*Dataset extract*
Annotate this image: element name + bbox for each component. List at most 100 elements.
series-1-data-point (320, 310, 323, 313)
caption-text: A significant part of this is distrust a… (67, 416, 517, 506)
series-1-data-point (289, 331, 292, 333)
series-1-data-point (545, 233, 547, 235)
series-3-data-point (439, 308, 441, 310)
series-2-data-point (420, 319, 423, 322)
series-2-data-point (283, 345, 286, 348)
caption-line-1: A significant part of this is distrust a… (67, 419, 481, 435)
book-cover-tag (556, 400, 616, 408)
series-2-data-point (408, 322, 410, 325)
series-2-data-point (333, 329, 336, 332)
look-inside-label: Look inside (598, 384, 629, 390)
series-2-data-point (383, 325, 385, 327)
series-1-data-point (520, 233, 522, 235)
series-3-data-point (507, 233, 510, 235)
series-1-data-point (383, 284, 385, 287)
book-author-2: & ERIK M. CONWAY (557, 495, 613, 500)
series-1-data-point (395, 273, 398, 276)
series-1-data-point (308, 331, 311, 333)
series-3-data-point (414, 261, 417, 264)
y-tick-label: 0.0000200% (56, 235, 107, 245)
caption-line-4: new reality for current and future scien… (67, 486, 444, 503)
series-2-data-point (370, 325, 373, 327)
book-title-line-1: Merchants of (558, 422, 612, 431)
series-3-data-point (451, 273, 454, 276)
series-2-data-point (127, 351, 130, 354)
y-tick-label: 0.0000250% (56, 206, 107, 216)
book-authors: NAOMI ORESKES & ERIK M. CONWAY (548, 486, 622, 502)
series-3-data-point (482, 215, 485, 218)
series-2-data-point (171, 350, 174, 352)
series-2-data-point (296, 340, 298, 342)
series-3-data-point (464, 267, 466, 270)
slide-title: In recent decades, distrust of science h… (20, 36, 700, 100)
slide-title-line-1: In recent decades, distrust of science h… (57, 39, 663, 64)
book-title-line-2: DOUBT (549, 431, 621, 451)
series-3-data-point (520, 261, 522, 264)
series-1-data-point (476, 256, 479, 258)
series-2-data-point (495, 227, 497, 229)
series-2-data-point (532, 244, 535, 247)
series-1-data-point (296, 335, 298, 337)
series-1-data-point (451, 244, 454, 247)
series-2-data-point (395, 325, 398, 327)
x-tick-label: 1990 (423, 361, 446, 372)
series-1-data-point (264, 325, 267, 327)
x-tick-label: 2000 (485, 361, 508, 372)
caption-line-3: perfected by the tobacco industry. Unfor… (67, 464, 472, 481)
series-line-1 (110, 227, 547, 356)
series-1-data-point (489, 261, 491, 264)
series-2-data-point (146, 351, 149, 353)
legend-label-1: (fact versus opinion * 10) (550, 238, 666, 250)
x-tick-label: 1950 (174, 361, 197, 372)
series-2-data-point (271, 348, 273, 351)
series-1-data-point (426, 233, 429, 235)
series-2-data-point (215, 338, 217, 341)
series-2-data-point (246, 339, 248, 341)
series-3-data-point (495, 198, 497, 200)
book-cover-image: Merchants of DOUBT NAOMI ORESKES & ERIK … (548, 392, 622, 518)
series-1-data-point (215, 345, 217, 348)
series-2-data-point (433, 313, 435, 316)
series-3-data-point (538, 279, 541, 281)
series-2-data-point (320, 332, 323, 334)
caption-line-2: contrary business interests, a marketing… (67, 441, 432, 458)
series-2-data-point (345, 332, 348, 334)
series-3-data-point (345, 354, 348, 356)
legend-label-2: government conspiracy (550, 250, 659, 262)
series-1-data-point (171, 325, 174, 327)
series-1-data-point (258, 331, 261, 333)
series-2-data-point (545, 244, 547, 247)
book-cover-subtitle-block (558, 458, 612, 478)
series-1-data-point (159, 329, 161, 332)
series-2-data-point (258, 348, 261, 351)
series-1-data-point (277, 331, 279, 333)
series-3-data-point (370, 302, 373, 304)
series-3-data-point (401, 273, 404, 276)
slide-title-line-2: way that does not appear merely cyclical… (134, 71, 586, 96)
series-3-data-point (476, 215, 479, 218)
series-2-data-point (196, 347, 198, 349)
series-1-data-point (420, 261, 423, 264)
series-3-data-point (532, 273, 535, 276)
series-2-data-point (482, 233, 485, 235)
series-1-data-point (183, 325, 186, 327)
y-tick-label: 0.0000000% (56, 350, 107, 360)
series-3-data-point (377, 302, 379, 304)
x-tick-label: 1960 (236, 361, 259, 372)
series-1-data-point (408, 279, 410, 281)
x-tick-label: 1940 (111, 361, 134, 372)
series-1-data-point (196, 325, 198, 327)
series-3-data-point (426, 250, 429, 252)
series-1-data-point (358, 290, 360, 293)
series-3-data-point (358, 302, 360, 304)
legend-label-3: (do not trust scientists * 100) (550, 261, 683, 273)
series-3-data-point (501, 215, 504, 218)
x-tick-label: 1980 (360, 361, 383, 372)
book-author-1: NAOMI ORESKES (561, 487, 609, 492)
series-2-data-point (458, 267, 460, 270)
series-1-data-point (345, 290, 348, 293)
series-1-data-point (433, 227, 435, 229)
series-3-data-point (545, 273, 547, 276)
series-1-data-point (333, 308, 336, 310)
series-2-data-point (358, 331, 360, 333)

*Problem description*
Please repeat everything from the start of the entries down through the line containing "series-1-data-point (395, 273, 398, 276)", keeping every line exactly as it stands.

*Answer to the problem*
Annotate this image: element name + bbox for each component. List at most 100 elements.
series-1-data-point (320, 310, 323, 313)
caption-text: A significant part of this is distrust a… (67, 416, 517, 506)
series-1-data-point (289, 331, 292, 333)
series-1-data-point (545, 233, 547, 235)
series-3-data-point (439, 308, 441, 310)
series-2-data-point (420, 319, 423, 322)
series-2-data-point (283, 345, 286, 348)
caption-line-1: A significant part of this is distrust a… (67, 419, 481, 435)
book-cover-tag (556, 400, 616, 408)
series-2-data-point (408, 322, 410, 325)
series-2-data-point (333, 329, 336, 332)
look-inside-label: Look inside (598, 384, 629, 390)
series-2-data-point (383, 325, 385, 327)
series-1-data-point (520, 233, 522, 235)
series-3-data-point (507, 233, 510, 235)
series-1-data-point (383, 284, 385, 287)
book-author-2: & ERIK M. CONWAY (557, 495, 613, 500)
series-1-data-point (395, 273, 398, 276)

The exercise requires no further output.